Dataset items
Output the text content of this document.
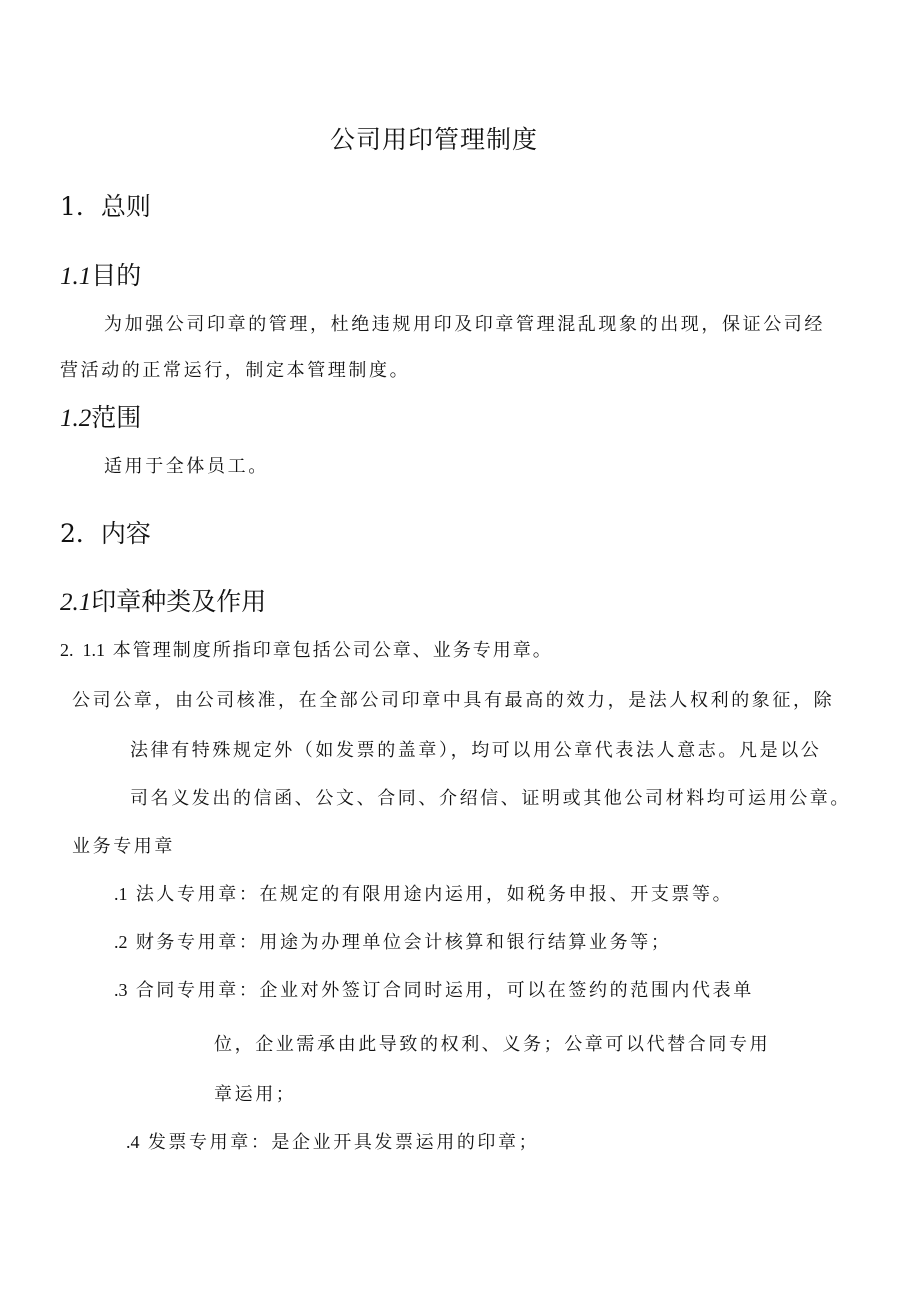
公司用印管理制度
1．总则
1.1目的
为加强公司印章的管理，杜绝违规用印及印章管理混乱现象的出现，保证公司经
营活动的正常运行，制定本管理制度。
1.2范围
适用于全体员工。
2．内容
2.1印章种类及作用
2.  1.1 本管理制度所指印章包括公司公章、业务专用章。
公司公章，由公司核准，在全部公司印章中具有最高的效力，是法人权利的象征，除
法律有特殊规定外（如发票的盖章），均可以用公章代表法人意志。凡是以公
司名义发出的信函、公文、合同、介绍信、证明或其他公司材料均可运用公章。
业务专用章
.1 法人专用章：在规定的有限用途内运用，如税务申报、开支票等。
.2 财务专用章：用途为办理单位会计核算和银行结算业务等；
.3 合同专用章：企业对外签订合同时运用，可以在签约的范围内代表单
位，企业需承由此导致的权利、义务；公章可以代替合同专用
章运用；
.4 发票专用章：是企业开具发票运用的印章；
* * *
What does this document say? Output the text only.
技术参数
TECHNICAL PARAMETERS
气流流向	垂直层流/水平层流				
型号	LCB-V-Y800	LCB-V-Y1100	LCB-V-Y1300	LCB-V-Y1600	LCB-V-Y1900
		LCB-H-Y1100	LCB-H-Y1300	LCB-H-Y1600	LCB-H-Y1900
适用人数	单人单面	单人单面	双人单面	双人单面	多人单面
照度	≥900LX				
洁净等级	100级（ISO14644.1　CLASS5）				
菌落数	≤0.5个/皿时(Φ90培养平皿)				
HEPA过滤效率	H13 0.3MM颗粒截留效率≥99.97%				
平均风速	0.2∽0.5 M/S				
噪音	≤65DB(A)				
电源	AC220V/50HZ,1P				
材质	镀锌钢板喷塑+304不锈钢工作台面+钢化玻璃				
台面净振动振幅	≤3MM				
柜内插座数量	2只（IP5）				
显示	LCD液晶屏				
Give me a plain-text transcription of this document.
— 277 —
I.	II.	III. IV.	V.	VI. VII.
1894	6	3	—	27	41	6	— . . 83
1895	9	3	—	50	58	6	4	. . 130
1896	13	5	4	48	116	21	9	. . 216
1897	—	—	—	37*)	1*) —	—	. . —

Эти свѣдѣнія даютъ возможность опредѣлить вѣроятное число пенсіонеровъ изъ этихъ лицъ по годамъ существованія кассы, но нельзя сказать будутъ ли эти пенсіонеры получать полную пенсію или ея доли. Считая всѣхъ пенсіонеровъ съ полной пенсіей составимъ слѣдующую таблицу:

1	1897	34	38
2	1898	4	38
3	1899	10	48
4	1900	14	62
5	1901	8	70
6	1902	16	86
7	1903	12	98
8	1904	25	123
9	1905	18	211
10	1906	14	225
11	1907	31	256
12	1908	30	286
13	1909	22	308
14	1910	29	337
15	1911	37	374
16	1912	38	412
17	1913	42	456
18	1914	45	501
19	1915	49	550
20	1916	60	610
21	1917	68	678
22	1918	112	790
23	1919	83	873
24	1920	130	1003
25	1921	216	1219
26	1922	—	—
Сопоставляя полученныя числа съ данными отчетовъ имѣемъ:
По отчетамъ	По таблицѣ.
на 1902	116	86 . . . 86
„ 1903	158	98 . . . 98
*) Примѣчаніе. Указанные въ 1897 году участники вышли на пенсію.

-- WHAT YOU SHOULD DO --
Look over the material above and show each line where "this" appears.

-- FULL SOLUTION --
Output the text content of this document.
What does this document say? Output the text only.
Give me a plain-text transcription of this document.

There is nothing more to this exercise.